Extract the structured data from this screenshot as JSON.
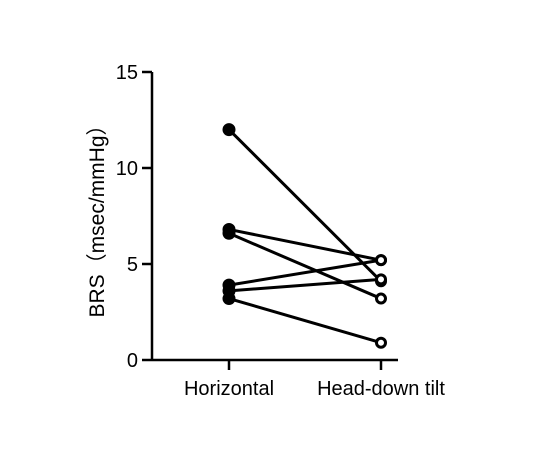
{
  "chart_data": {
    "type": "scatter",
    "style": "paired-dot-plot",
    "title": "",
    "xlabel": "",
    "ylabel": "BRS（msec/mmHg）",
    "categories": [
      "Horizontal",
      "Head-down tilt"
    ],
    "ylim": [
      0,
      15
    ],
    "yticks": [
      0,
      5,
      10,
      15
    ],
    "grid": false,
    "legend": "none",
    "marker_styles": [
      "filled-circle",
      "open-circle"
    ],
    "colors": {
      "line": "#000000",
      "marker": "#000000"
    },
    "pairs": [
      {
        "values": [
          12.0,
          4.1
        ]
      },
      {
        "values": [
          6.8,
          5.2
        ]
      },
      {
        "values": [
          6.6,
          3.2
        ]
      },
      {
        "values": [
          3.9,
          5.2
        ]
      },
      {
        "values": [
          3.6,
          4.2
        ]
      },
      {
        "values": [
          3.2,
          0.9
        ]
      }
    ]
  }
}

------------

Directions
Give back each entry exactly as it appears, with no pictures.

Full output
Extract the structured data from this screenshot as JSON.
{
  "chart_data": {
    "type": "scatter",
    "style": "paired-dot-plot",
    "title": "",
    "xlabel": "",
    "ylabel": "BRS（msec/mmHg）",
    "categories": [
      "Horizontal",
      "Head-down tilt"
    ],
    "ylim": [
      0,
      15
    ],
    "yticks": [
      0,
      5,
      10,
      15
    ],
    "grid": false,
    "legend": "none",
    "marker_styles": [
      "filled-circle",
      "open-circle"
    ],
    "colors": {
      "line": "#000000",
      "marker": "#000000"
    },
    "pairs": [
      {
        "values": [
          12.0,
          4.1
        ]
      },
      {
        "values": [
          6.8,
          5.2
        ]
      },
      {
        "values": [
          6.6,
          3.2
        ]
      },
      {
        "values": [
          3.9,
          5.2
        ]
      },
      {
        "values": [
          3.6,
          4.2
        ]
      },
      {
        "values": [
          3.2,
          0.9
        ]
      }
    ]
  }
}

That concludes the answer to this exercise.